>> BEGIN
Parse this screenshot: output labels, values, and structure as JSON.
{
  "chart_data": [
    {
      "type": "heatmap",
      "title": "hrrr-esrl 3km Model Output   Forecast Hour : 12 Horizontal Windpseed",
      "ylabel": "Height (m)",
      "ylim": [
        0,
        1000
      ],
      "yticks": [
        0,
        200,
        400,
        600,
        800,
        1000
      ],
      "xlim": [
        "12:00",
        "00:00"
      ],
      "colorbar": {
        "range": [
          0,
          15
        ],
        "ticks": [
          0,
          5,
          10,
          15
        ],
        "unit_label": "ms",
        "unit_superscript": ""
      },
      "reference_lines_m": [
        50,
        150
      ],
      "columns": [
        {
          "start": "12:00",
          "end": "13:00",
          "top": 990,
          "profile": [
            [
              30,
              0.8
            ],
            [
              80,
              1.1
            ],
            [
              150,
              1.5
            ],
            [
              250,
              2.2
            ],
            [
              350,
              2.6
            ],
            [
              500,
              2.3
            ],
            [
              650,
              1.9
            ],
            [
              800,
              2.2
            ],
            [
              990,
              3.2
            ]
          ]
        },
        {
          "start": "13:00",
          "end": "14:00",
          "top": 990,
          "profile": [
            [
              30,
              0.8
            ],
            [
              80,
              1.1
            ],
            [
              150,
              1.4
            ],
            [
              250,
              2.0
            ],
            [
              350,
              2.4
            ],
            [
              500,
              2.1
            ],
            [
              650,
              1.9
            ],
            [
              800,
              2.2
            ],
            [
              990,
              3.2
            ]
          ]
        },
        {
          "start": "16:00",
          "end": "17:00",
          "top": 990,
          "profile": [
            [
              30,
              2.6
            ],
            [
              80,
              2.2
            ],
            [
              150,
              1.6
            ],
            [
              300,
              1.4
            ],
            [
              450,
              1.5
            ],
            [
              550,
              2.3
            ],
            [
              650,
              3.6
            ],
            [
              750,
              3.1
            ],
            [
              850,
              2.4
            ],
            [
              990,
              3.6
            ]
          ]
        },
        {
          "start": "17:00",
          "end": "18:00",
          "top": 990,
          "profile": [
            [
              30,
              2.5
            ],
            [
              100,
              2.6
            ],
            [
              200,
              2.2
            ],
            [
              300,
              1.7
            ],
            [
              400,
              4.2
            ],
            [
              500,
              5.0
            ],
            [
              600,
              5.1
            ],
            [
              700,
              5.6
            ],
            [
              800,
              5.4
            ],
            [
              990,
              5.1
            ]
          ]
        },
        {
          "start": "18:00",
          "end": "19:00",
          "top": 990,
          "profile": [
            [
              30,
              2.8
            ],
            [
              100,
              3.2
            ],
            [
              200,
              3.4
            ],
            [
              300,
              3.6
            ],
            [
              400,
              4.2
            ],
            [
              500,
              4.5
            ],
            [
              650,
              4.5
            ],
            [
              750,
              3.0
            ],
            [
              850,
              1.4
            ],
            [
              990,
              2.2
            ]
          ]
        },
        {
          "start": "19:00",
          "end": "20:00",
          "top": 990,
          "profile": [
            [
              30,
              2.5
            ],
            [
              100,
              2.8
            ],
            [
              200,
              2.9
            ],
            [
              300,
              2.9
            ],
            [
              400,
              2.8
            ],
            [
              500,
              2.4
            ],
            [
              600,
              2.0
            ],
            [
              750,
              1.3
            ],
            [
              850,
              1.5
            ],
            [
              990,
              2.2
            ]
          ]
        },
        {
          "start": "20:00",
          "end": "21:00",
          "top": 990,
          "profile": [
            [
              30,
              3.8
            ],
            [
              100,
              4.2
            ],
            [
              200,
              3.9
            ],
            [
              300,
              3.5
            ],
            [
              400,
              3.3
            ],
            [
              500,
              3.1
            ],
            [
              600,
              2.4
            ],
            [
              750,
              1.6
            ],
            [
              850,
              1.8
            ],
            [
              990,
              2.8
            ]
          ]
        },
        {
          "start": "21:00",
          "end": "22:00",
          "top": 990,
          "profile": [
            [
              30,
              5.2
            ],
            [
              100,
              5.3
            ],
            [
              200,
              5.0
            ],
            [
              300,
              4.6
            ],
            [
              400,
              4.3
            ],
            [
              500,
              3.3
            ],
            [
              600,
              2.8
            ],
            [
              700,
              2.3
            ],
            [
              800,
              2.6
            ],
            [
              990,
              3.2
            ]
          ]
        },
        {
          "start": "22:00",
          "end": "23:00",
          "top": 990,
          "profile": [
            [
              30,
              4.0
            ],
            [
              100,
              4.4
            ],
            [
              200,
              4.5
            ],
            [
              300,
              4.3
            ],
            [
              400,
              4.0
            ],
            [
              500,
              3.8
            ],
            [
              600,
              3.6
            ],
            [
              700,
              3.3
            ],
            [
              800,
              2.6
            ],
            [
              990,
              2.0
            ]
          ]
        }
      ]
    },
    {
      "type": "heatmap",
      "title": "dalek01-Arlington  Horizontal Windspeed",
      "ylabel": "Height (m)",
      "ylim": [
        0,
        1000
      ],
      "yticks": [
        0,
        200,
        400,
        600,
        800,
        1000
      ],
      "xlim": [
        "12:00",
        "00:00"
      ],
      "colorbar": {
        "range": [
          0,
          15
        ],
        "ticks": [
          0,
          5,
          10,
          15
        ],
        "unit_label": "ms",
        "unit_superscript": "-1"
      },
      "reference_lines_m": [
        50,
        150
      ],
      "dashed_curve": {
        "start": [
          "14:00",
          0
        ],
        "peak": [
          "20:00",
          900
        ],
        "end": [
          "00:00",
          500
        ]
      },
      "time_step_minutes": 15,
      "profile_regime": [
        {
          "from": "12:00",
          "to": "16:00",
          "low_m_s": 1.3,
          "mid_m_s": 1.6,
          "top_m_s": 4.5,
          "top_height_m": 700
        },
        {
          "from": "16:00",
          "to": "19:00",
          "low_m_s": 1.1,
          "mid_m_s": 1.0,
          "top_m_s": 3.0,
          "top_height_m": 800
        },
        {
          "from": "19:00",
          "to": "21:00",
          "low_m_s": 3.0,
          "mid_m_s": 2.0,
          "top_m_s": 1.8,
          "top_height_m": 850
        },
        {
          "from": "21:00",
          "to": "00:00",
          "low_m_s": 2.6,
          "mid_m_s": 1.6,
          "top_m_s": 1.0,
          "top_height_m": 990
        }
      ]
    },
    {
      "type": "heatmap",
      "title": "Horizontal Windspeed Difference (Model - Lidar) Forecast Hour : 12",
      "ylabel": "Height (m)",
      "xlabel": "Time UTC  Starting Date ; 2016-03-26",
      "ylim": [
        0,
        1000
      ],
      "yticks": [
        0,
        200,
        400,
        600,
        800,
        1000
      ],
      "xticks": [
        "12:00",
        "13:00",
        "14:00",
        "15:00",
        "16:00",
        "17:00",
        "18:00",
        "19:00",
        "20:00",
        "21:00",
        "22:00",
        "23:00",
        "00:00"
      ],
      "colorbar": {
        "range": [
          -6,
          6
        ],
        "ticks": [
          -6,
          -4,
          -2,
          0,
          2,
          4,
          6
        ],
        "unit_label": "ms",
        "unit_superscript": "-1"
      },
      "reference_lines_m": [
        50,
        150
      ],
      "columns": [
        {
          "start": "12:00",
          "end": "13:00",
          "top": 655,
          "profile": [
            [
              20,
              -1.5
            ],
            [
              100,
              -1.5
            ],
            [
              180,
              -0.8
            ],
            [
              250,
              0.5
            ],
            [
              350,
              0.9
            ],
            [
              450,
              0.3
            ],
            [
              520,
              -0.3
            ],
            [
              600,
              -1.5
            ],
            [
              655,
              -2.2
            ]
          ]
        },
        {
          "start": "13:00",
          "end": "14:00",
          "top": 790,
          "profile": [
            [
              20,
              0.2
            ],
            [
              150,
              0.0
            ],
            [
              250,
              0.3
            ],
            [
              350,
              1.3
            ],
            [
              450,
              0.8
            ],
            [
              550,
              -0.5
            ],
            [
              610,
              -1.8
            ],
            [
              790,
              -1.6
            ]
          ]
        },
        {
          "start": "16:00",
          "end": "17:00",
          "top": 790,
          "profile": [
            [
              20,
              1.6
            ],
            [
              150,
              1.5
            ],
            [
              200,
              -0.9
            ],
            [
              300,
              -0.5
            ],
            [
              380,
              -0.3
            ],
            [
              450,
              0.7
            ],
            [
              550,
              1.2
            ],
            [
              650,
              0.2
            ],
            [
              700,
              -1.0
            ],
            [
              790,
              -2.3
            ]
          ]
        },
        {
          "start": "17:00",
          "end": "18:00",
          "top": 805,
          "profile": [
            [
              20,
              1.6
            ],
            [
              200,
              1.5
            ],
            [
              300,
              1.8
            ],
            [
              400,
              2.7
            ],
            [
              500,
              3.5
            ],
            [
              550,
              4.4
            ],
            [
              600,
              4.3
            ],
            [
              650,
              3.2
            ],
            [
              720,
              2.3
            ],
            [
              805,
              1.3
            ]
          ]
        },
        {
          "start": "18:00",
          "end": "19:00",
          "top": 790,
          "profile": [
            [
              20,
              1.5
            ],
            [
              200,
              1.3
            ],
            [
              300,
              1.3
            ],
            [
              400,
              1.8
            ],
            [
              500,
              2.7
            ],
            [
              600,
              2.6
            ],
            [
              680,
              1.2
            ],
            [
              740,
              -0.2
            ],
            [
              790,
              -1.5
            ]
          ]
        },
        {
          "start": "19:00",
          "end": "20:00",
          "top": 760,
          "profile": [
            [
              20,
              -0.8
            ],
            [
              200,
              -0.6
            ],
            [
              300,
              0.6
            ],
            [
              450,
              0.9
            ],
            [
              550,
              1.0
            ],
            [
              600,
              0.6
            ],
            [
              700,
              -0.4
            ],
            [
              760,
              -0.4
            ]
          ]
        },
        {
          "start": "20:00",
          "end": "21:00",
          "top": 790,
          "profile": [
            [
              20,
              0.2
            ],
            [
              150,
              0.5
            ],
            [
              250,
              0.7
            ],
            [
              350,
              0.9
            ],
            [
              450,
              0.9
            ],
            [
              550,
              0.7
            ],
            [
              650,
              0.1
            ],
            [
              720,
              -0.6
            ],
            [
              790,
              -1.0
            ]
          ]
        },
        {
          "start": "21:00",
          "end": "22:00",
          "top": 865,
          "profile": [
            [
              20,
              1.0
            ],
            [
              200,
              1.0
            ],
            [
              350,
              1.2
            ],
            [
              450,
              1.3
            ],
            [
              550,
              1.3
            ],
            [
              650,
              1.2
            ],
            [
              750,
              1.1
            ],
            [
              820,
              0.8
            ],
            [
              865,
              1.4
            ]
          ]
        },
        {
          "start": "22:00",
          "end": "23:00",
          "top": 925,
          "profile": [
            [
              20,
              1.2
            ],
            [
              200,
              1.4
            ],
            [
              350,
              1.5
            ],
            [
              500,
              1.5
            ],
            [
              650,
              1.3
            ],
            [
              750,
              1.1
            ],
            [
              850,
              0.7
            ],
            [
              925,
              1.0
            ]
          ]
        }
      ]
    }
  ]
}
>> END
Search the preceding listing for the word "from" and pull out every line that holds it.

          "from": "12:00",
          "from": "16:00",
          "from": "19:00",
          "from": "21:00",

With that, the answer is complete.